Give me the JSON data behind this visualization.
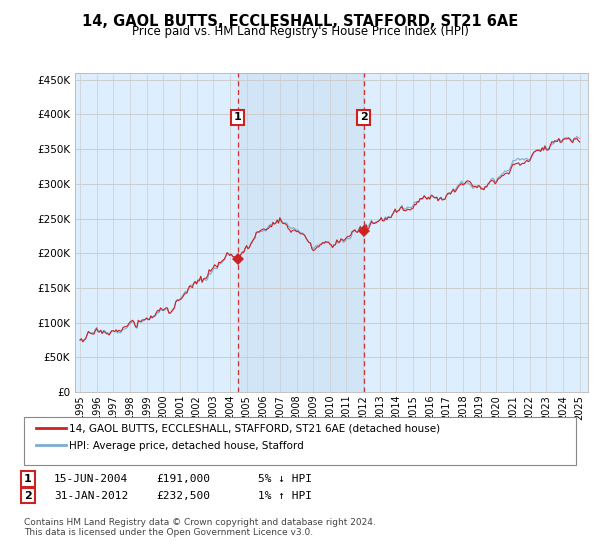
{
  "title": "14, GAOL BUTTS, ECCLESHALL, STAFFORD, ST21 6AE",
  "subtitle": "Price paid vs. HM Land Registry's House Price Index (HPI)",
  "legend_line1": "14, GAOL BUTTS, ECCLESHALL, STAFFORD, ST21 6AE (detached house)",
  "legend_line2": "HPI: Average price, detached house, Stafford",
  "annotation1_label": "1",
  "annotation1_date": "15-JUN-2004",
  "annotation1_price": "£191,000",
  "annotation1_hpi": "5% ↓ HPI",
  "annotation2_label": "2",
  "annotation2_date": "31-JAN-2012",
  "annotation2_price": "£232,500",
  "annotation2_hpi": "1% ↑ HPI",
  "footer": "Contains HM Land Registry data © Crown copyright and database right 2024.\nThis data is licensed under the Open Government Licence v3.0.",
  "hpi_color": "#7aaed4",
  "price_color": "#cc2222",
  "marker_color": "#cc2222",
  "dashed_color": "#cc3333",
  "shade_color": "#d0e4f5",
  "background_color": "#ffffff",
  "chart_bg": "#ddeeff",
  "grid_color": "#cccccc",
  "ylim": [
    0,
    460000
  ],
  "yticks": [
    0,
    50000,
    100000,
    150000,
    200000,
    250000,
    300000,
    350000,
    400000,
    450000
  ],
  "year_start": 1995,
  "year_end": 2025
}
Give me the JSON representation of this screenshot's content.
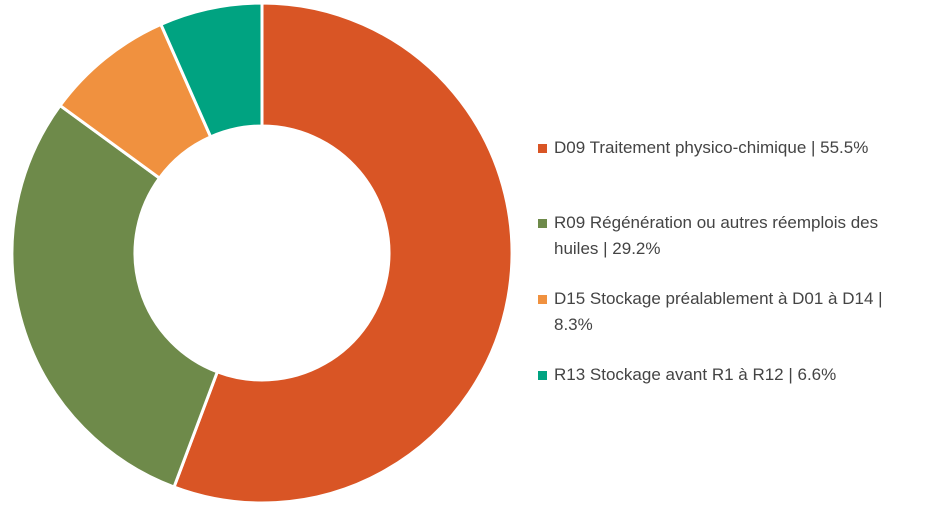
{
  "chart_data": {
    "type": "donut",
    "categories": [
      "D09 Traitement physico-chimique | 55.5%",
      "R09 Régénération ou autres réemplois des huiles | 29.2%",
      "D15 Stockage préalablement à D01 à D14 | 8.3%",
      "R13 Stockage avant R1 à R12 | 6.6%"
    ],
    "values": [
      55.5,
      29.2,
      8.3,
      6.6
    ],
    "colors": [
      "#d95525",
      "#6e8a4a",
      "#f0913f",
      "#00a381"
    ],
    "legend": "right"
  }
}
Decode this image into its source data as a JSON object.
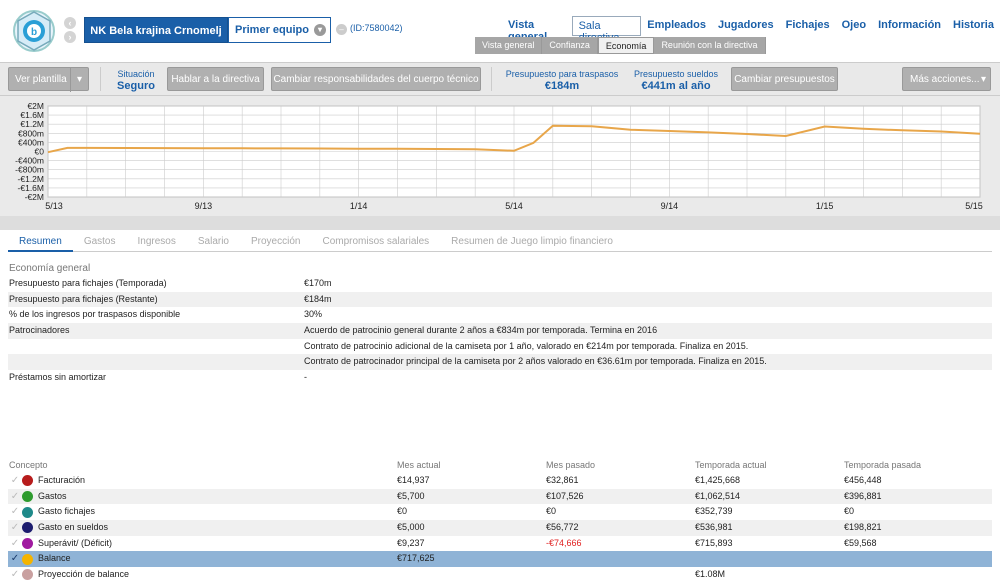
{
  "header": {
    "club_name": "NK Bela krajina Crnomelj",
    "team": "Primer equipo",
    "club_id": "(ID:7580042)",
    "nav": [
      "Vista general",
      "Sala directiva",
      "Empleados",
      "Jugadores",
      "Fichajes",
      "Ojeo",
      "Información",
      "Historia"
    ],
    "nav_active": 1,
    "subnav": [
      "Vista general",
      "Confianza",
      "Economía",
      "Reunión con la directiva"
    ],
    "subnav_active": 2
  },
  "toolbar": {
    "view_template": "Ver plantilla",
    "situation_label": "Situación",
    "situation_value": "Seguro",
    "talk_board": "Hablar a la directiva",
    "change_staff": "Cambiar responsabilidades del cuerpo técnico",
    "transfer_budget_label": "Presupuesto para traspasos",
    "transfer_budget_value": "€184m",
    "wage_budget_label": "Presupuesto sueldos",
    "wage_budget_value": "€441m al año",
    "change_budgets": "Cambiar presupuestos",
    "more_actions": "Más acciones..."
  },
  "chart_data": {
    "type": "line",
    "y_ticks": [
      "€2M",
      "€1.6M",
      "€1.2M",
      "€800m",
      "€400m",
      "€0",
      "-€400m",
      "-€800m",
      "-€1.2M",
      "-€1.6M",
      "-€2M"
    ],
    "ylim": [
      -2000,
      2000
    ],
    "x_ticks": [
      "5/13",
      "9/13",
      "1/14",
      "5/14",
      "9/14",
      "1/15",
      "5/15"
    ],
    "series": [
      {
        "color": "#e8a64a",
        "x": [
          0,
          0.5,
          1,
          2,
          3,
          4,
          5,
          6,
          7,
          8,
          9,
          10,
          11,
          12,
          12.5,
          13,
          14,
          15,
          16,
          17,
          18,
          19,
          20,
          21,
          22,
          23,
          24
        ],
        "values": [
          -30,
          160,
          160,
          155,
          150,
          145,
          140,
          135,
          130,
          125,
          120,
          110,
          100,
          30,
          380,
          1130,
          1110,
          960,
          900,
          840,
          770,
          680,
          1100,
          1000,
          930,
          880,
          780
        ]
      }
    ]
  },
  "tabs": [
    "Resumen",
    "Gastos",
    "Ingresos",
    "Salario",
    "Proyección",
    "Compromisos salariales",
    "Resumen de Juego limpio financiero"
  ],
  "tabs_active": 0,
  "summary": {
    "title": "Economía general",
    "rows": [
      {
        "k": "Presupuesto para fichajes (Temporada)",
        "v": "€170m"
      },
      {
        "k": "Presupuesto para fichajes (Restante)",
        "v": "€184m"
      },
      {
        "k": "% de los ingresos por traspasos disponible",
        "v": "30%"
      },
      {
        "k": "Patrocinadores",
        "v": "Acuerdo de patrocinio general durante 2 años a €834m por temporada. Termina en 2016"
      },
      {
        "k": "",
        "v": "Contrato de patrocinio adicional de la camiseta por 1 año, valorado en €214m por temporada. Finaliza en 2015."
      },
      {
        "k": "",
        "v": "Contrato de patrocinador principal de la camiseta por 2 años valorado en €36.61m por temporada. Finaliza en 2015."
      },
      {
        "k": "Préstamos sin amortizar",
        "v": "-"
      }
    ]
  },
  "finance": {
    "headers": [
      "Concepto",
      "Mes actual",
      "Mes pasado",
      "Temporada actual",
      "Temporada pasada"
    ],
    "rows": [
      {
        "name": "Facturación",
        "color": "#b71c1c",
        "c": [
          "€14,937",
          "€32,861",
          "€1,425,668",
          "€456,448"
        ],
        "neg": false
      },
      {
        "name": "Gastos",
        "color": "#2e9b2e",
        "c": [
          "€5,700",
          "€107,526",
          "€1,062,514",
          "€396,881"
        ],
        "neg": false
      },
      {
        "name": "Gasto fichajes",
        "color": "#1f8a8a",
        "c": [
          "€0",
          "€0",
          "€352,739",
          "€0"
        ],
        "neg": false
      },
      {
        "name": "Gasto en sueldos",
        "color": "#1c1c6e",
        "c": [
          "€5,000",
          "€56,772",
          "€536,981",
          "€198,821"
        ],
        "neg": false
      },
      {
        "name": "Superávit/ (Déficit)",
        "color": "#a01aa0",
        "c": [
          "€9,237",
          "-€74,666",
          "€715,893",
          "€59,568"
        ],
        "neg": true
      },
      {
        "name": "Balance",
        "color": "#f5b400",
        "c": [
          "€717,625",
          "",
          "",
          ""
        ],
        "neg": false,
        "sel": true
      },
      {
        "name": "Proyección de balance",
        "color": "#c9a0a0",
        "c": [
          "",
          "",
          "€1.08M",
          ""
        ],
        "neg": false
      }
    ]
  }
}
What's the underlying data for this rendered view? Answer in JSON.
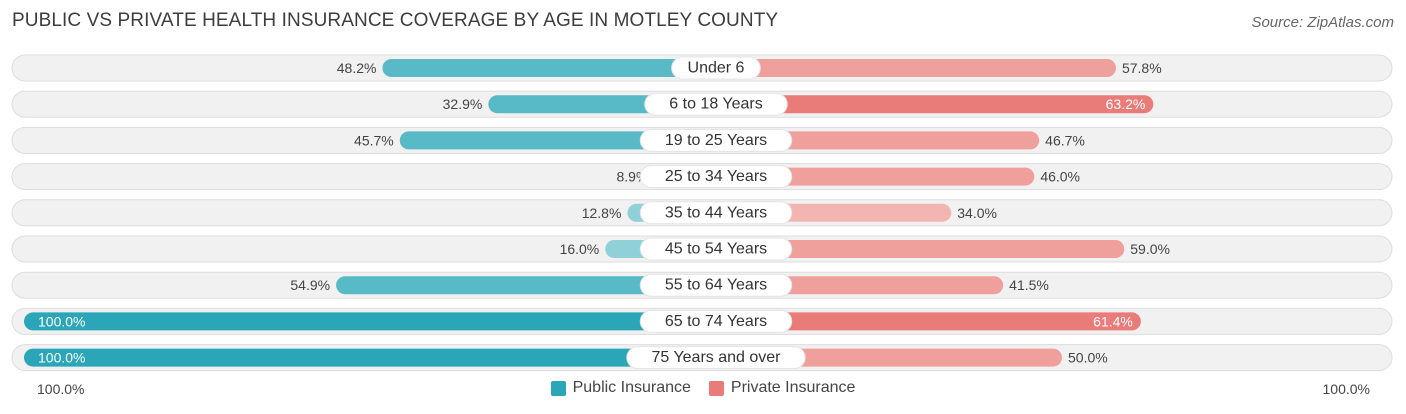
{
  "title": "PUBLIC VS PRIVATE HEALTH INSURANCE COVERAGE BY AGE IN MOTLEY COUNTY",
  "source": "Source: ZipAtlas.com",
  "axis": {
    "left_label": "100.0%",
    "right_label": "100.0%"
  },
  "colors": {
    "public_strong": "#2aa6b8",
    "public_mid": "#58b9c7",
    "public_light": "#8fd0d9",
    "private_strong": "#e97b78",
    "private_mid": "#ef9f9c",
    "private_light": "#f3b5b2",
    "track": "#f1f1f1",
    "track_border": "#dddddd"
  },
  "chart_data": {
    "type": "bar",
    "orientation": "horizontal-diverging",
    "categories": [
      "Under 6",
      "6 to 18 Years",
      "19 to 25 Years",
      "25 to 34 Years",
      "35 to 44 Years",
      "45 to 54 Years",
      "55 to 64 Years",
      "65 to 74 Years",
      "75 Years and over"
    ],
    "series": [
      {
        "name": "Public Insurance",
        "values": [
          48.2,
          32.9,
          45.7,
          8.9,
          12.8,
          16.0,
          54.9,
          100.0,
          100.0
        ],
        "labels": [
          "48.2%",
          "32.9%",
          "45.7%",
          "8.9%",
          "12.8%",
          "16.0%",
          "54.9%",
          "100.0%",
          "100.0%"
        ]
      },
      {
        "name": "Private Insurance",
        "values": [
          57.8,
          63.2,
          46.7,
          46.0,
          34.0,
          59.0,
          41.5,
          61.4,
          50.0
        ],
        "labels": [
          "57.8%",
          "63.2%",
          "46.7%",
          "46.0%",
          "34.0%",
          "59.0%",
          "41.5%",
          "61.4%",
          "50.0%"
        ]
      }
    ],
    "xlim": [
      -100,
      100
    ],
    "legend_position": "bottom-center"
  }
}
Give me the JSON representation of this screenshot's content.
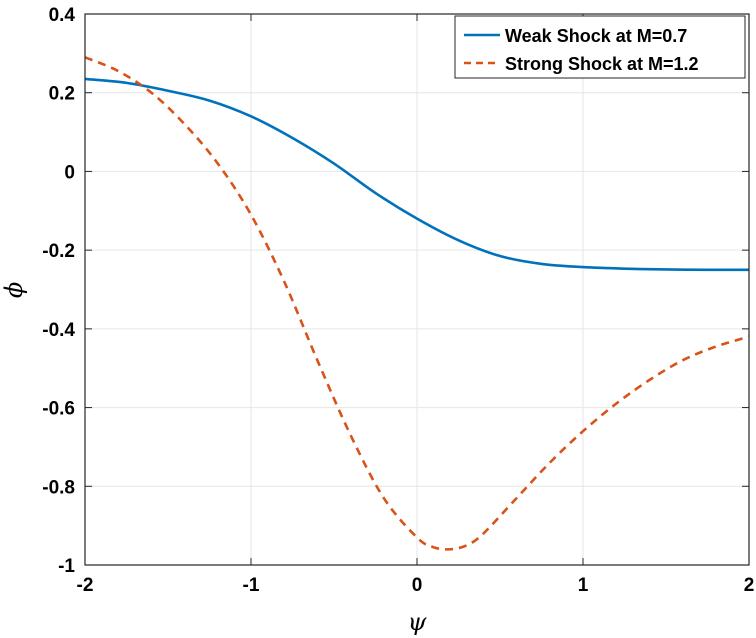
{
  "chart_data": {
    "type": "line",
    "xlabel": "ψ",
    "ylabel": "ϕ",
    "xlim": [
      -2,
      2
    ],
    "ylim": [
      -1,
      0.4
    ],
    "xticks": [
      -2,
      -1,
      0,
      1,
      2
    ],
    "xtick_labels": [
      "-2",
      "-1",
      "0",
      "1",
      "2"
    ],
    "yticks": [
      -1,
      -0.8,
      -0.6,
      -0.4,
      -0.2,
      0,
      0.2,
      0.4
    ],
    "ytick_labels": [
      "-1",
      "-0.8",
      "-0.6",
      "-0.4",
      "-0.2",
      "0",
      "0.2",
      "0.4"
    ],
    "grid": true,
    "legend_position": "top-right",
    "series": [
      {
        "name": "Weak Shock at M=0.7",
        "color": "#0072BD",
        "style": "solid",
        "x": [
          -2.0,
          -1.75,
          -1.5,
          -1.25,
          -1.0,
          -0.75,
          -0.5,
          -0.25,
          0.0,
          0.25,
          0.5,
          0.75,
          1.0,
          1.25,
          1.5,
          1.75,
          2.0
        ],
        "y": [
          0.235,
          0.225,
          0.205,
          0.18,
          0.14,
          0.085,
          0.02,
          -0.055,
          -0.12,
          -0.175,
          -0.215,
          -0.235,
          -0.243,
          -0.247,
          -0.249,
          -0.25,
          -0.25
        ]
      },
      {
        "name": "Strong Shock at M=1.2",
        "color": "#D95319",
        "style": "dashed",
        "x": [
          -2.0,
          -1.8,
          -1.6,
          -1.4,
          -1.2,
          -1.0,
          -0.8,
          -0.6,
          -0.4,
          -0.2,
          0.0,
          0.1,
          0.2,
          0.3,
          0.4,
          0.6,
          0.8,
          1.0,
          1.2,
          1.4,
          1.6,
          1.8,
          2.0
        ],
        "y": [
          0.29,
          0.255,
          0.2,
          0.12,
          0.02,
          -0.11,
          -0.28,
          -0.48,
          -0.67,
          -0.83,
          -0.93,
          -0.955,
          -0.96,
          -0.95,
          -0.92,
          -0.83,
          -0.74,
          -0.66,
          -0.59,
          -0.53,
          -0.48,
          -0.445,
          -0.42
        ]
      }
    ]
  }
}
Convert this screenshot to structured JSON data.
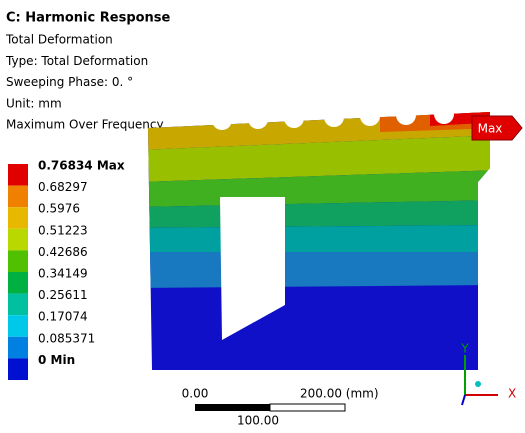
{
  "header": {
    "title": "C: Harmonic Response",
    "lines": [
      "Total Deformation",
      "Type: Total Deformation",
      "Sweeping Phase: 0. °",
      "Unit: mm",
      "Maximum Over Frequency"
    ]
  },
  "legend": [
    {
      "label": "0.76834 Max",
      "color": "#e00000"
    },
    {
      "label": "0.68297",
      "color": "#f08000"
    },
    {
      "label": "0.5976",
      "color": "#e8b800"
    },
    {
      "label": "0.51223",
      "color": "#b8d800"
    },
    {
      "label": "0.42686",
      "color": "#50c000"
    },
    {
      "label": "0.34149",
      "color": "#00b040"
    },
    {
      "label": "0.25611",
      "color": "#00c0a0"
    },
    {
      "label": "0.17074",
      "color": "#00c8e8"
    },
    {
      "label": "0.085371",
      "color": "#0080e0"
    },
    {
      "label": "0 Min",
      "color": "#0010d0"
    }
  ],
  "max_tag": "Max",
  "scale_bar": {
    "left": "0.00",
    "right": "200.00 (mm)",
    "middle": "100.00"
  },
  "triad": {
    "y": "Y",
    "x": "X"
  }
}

□ □ □ □ □ □ □

* [TASK PROMPT]: Collect the lines of the data that carry the word "para".

* [CORRECT OUTPUT]:
    "transfer_budget_label": "Presupuesto para traspasos",
        "k": "Presupuesto para fichajes (Temporada)",
        "k": "Presupuesto para fichajes (Restante)",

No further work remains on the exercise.